Package your software well
This page gives hints on packaging your research software well, so that it can be installed by others.
As HPC cluster administrators, a lot of time is spent trying to install very difficult software. Many users want to use a tool released by someone, but it turns out to not be easy to install. Don’t let that happen to your code - keep the following things in mind, even at the beginning of your work. Do you want your code to be reused, so that you can be cited?
This page is specifically about packaging and distribution, and doesn’t repeat standard programming practices for scientists.
Application or library
Application: Runs alone, does not need to be combined with other software. Note that if your application is expected to be installed in a environment that is shared with other software, it is more like a library. Note that this is how most scientific software is installed!
Library: Runs embedded and connected with other software that is not under your control. You can’t expect everything else to use the exact versions of software that you need.
The dependency related topics below mostly apply to libraries - but as the note says, in practice they affect many applications, too.
Use the proper tools
Each language has some way(s) to distribute its code “properly”. Learn them and use them. Don’t invent your own way of doing things.
Use the simplest, most boring, reliable, and mainstream system there is (that suits your needs).
****************
- **To do**
• a. Answer these questions from the software packaging text:
(i) Who spends a lot of time trying to install very difficult software?
(ii) A library runs embedded and connected with what?
(iii) What kind of system should you use to distribute your code?
• b. Continue the software packaging text from its last sentence.
The data that comes after this point is from a separate source.

- **Data block**
****************
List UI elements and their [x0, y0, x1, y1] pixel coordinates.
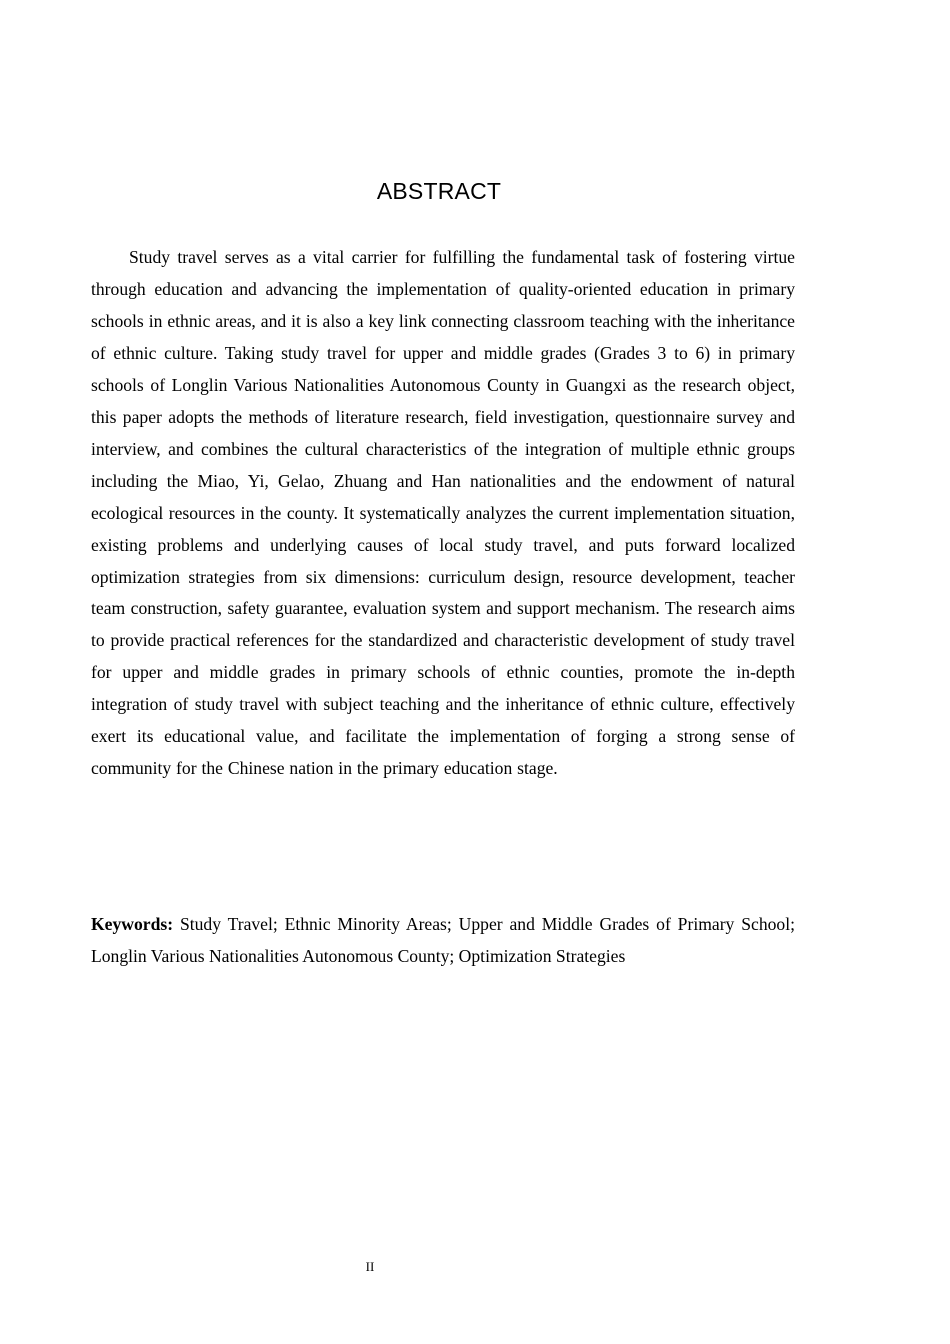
****************
- **Answers to each task**
• a.
(i) HPC cluster administrators.
(ii) Other software that is not under your control.
(iii) The simplest, most boring, reliable, and mainstream system there is that suits your needs.

• b.
Build off of what others make, don’t re-invent everything yourself. But at the same time, see if you can avoid random unnecessary dependencies, especially ones that are not packaged well and well-maintained. It will make your life and others worse.
Don’t pin dependencies
Don’t pin exact versions of dependencies in a released library. Imagine if you want to install several different libraries that pin slightly different versions of their dependencies. They can’t be installed together, and the dependency solver may take a long time trying before it gives up.
But you do often want to pin dependencies for your environments, for example, the exact collection of software you are using to make your paper. This keeps your results reproducible, but is a different concept that releasing your software package.
You don’t pin dependencies strictly when someone may indirectly use your software in combination with arbitrary other packages. You should have some particular reason for each pin your have, not just “something may break in the future”. If the chances of something breaking in the future are really that high, you should wonder if you should recommend others to use this until that can be taken care of (for example, build on a more stable base).
You’ll notice that a lot of these topics deal with dependencies. Dependency hell is a real thing, and you should carefully think about them.
Be flexible on dependencies
Following up from above, be as flexible as dependencies as possible. Don’t expect the newest just because it’s the newest.
If you have to be strict on dependencies because the other software is changing behavior all the time, perhaps it’s not a good choice to build on. Maybe there’s no other choice, but that also means that you need to realize that your package isn’t as reusable as you might hope.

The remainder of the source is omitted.